═══ The records ═══
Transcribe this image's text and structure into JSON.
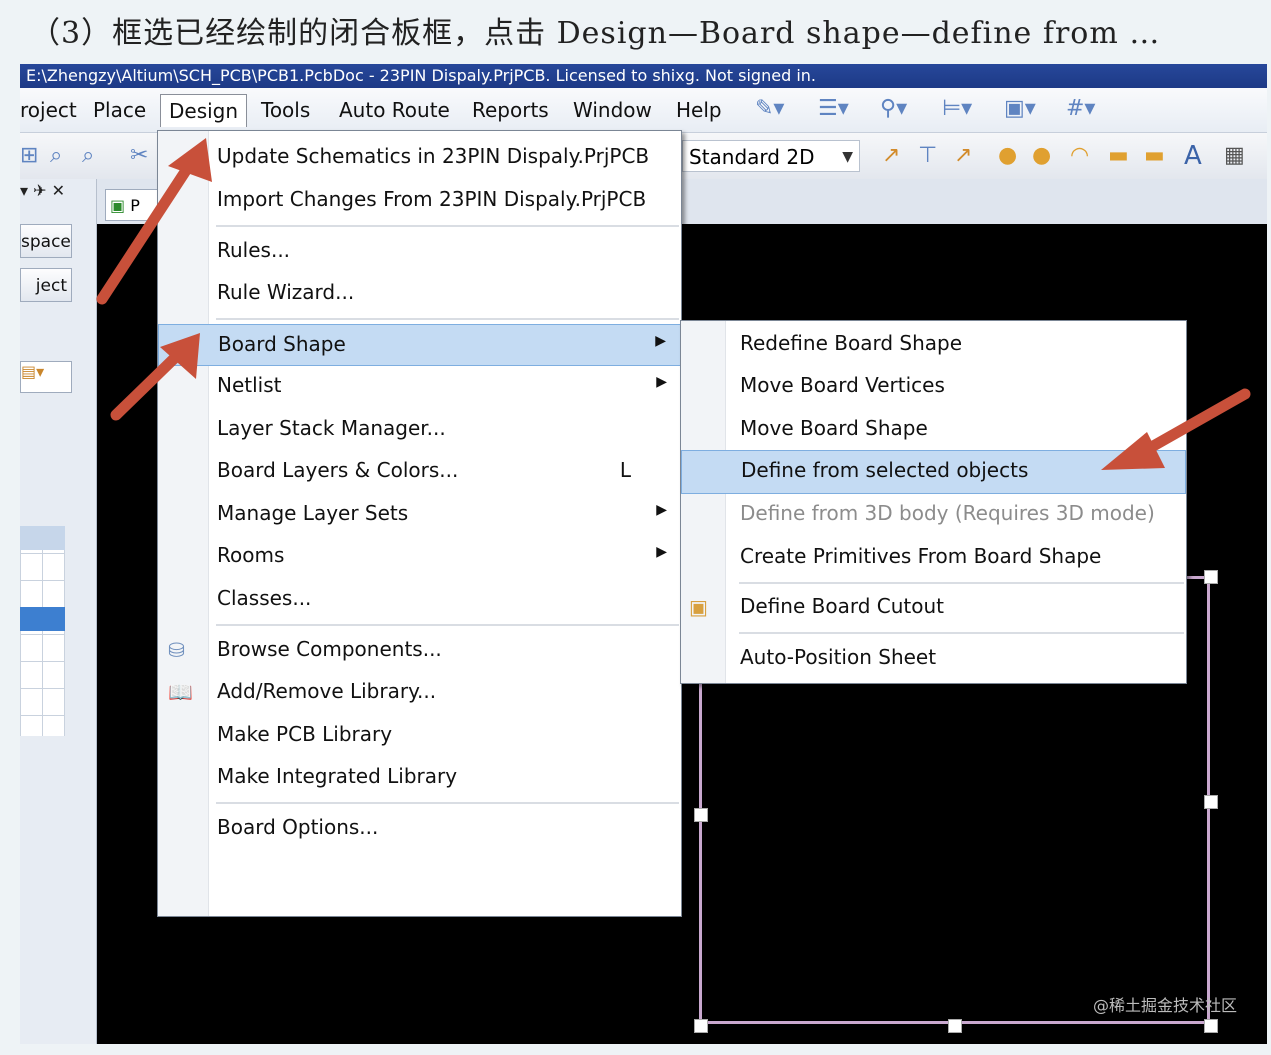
{
  "caption": "（3）框选已经绘制的闭合板框，点击 Design—Board shape—define from …",
  "window": {
    "title": "E:\\Zhengzy\\Altium\\SCH_PCB\\PCB1.PcbDoc - 23PIN Dispaly.PrjPCB. Licensed to shixg. Not signed in."
  },
  "menubar": {
    "project": "roject",
    "place": "Place",
    "design": "Design",
    "tools": "Tools",
    "auto_route": "Auto Route",
    "reports": "Reports",
    "window": "Window",
    "help": "Help"
  },
  "toolbar": {
    "view_mode": "Standard 2D"
  },
  "left_panel": {
    "workspace_btn": "space",
    "project_btn": "ject"
  },
  "doc_tab": {
    "label": "P"
  },
  "design_menu": {
    "items": [
      {
        "label": "Update Schematics in 23PIN Dispaly.PrjPCB"
      },
      {
        "label": "Import Changes From 23PIN Dispaly.PrjPCB"
      },
      {
        "label": "Rules..."
      },
      {
        "label": "Rule Wizard..."
      },
      {
        "label": "Board Shape"
      },
      {
        "label": "Netlist"
      },
      {
        "label": "Layer Stack Manager..."
      },
      {
        "label": "Board Layers & Colors...",
        "shortcut": "L"
      },
      {
        "label": "Manage Layer Sets"
      },
      {
        "label": "Rooms"
      },
      {
        "label": "Classes..."
      },
      {
        "label": "Browse Components..."
      },
      {
        "label": "Add/Remove Library..."
      },
      {
        "label": "Make PCB Library"
      },
      {
        "label": "Make Integrated Library"
      },
      {
        "label": "Board Options..."
      }
    ]
  },
  "board_shape_menu": {
    "items": [
      {
        "label": "Redefine Board Shape"
      },
      {
        "label": "Move Board Vertices"
      },
      {
        "label": "Move Board Shape"
      },
      {
        "label": "Define from selected objects"
      },
      {
        "label": "Define from 3D body (Requires 3D mode)"
      },
      {
        "label": "Create Primitives From Board Shape"
      },
      {
        "label": "Define Board Cutout"
      },
      {
        "label": "Auto-Position Sheet"
      }
    ]
  },
  "watermark": "@稀土掘金技术社区",
  "colors": {
    "highlight": "#c4dbf3",
    "annotation_arrow": "#c8503a",
    "board_outline": "#c9a8cf"
  }
}
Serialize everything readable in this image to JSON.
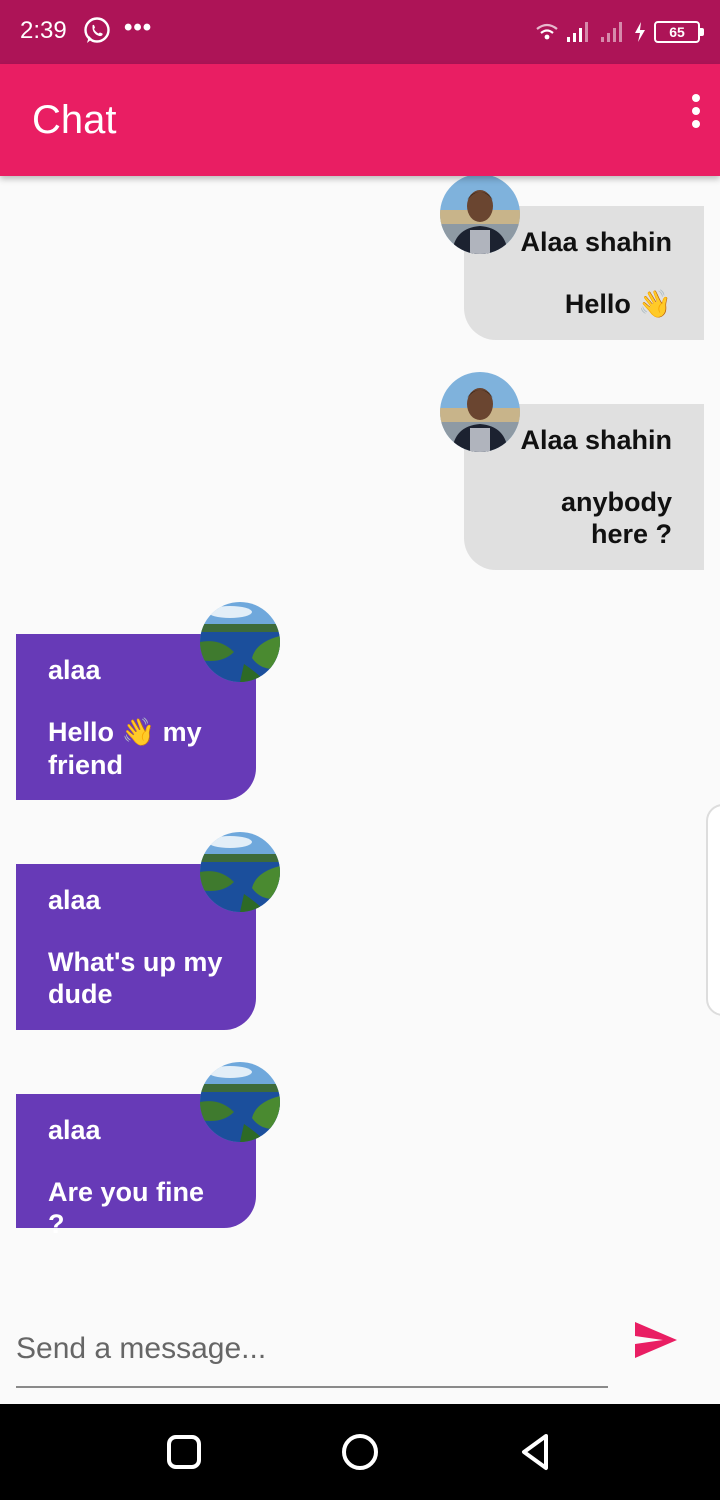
{
  "status_bar": {
    "time": "2:39",
    "battery": "65",
    "icons": [
      "whatsapp-icon",
      "more-notifications-icon",
      "wifi-icon",
      "signal-icon",
      "signal-icon",
      "charging-icon",
      "battery-icon"
    ]
  },
  "app_bar": {
    "title": "Chat",
    "menu_icon": "more-vert-icon"
  },
  "messages": [
    {
      "sender": "Alaa shahin",
      "text": "Hello",
      "emoji": "👋",
      "side": "right",
      "avatar": "profile-photo"
    },
    {
      "sender": "Alaa shahin",
      "text": "anybody here ?",
      "side": "right",
      "avatar": "profile-photo"
    },
    {
      "sender": "alaa",
      "text_before": "Hello",
      "emoji": "👋",
      "text_after": "my friend",
      "side": "left",
      "avatar": "lake-landscape"
    },
    {
      "sender": "alaa",
      "text": "What's up my dude",
      "side": "left",
      "avatar": "lake-landscape"
    },
    {
      "sender": "alaa",
      "text": "Are you fine ?",
      "side": "left",
      "avatar": "lake-landscape"
    }
  ],
  "composer": {
    "placeholder": "Send a message...",
    "send_icon": "send-icon"
  },
  "nav_bar": {
    "icons": [
      "recents-icon",
      "home-icon",
      "back-icon"
    ]
  },
  "colors": {
    "status_bar": "#ad1457",
    "app_bar": "#e91e63",
    "my_bubble": "#e0e0e0",
    "other_bubble": "#673ab7",
    "send_icon": "#e91e63"
  }
}
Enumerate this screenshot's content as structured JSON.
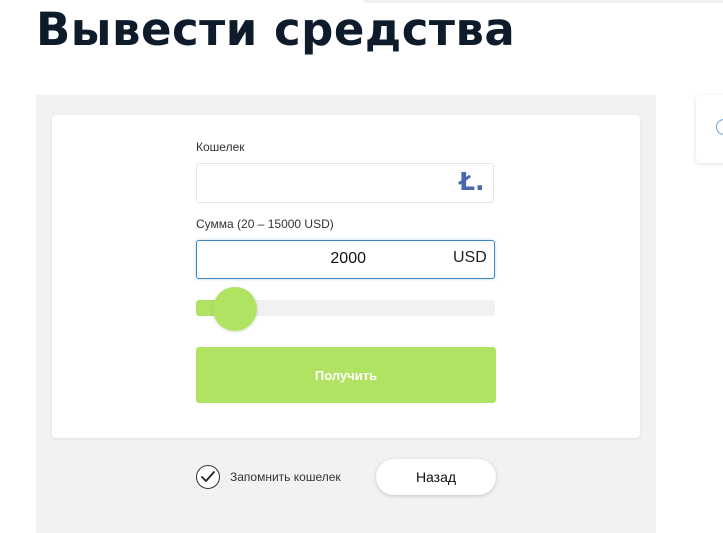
{
  "page": {
    "title": "Вывести средства"
  },
  "wallet": {
    "label": "Кошелек",
    "value": "",
    "currency_icon": "litecoin-icon",
    "icon_glyph": "Ł."
  },
  "amount": {
    "label": "Сумма (20 – 15000 USD)",
    "value": "2000",
    "currency": "USD",
    "min": 20,
    "max": 15000
  },
  "slider": {
    "value": 2000,
    "fraction": 0.13
  },
  "buttons": {
    "submit_label": "Получить",
    "back_label": "Назад"
  },
  "remember": {
    "label": "Запомнить кошелек",
    "checked": true
  },
  "colors": {
    "accent": "#b1e362",
    "focus_border": "#3b86c6",
    "title": "#0d1b2a",
    "panel_bg": "#f2f2f2"
  }
}
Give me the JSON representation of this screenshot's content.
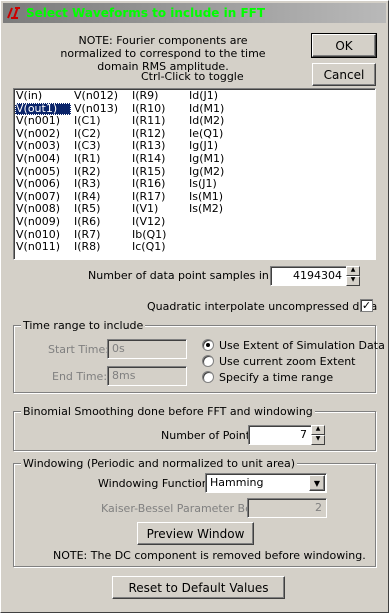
{
  "window": {
    "title": "Select Waveforms to include in FFT"
  },
  "note_top": "NOTE:  Fourier components are normalized to correspond to the time domain RMS amplitude.",
  "ctrl_click": "Ctrl-Click to toggle",
  "buttons": {
    "ok": "OK",
    "cancel": "Cancel",
    "preview": "Preview Window",
    "reset": "Reset to Default Values"
  },
  "waveforms": {
    "col1": [
      "V(in)",
      "V(out1)",
      "V(n001)",
      "V(n002)",
      "V(n003)",
      "V(n004)",
      "V(n005)",
      "V(n006)",
      "V(n007)",
      "V(n008)",
      "V(n009)",
      "V(n010)",
      "V(n011)"
    ],
    "col2": [
      "V(n012)",
      "V(n013)",
      "I(C1)",
      "I(C2)",
      "I(C3)",
      "I(R1)",
      "I(R2)",
      "I(R3)",
      "I(R4)",
      "I(R5)",
      "I(R6)",
      "I(R7)",
      "I(R8)"
    ],
    "col3": [
      "I(R9)",
      "I(R10)",
      "I(R11)",
      "I(R12)",
      "I(R13)",
      "I(R14)",
      "I(R15)",
      "I(R16)",
      "I(R17)",
      "I(V1)",
      "I(V12)",
      "Ib(Q1)",
      "Ic(Q1)"
    ],
    "col4": [
      "Id(J1)",
      "Id(M1)",
      "Id(M2)",
      "Ie(Q1)",
      "Ig(J1)",
      "Ig(M1)",
      "Ig(M2)",
      "Is(J1)",
      "Is(M1)",
      "Is(M2)"
    ],
    "selected": "V(out1)"
  },
  "samples": {
    "label": "Number of data point samples in time:",
    "value": "4194304"
  },
  "quadratic": {
    "label": "Quadratic interpolate uncompressed data",
    "checked": true
  },
  "time_range": {
    "group_label": "Time range to include",
    "start_label": "Start Time:",
    "start_value": "0s",
    "end_label": "End Time:",
    "end_value": "8ms",
    "options": [
      "Use Extent of Simulation Data",
      "Use current zoom Extent",
      "Specify a time range"
    ],
    "selected": "Use Extent of Simulation Data"
  },
  "smoothing": {
    "group_label": "Binomial Smoothing done before FFT and windowing",
    "points_label": "Number of Points:",
    "points_value": "7"
  },
  "windowing": {
    "group_label": "Windowing  (Periodic and normalized to unit area)",
    "function_label": "Windowing Function:",
    "function_value": "Hamming",
    "beta_label": "Kaiser-Bessel Parameter Beta:",
    "beta_value": "2"
  },
  "note_bottom": "NOTE:  The DC component is removed before windowing.",
  "colors": {
    "title_text": "#00ff00",
    "selection": "#0a246a",
    "face": "#d4d0c8",
    "logo": "#cc0000"
  }
}
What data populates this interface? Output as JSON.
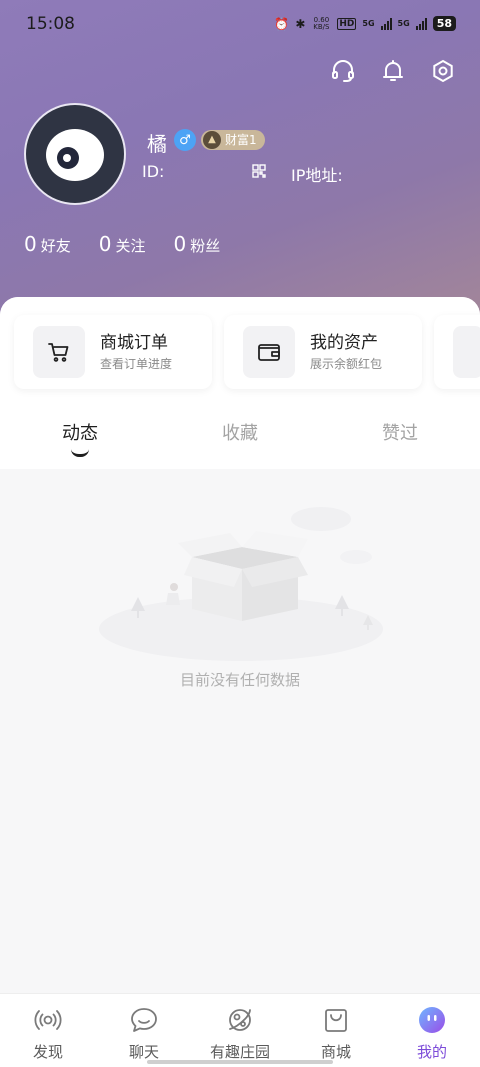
{
  "status_bar": {
    "time": "15:08",
    "net_speed_top": "0.60",
    "net_speed_bottom": "KB/S",
    "hd_label": "HD",
    "sim1_label": "5G",
    "sim2_label": "5G",
    "battery": "58"
  },
  "header": {
    "icons": [
      "headset-icon",
      "bell-icon",
      "settings-icon"
    ]
  },
  "profile": {
    "username": "橘",
    "gender_symbol": "♂",
    "wealth_badge": "财富1",
    "id_label": "ID:",
    "ip_label": "IP地址:",
    "stats": [
      {
        "num": "0",
        "label": "好友"
      },
      {
        "num": "0",
        "label": "关注"
      },
      {
        "num": "0",
        "label": "粉丝"
      }
    ]
  },
  "shortcuts": [
    {
      "title": "商城订单",
      "sub": "查看订单进度",
      "icon": "cart-icon"
    },
    {
      "title": "我的资产",
      "sub": "展示余额红包",
      "icon": "wallet-icon"
    }
  ],
  "tabs": [
    {
      "label": "动态",
      "active": true
    },
    {
      "label": "收藏",
      "active": false
    },
    {
      "label": "赞过",
      "active": false
    }
  ],
  "empty_state": {
    "text": "目前没有任何数据"
  },
  "bottom_nav": [
    {
      "label": "发现",
      "icon": "broadcast-icon",
      "active": false
    },
    {
      "label": "聊天",
      "icon": "chat-bubble-icon",
      "active": false
    },
    {
      "label": "有趣庄园",
      "icon": "planet-icon",
      "active": false
    },
    {
      "label": "商城",
      "icon": "shopping-bag-icon",
      "active": false
    },
    {
      "label": "我的",
      "icon": "profile-face-icon",
      "active": true
    }
  ],
  "colors": {
    "accent": "#7d4cd9",
    "header_gradient_start": "#8f7bb9",
    "header_gradient_end": "#a48798"
  }
}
═══
## Stated exercise
List each line in the listing that contains the string "JSON".

## Answer to the exercise
Transcribe this image's text and structure into JSON.
Serialize everything readable in this image to JSON.
Enumerate this screenshot's content as structured JSON.
Give me the JSON representation of this screenshot's content.
What data populates this interface? Output as JSON.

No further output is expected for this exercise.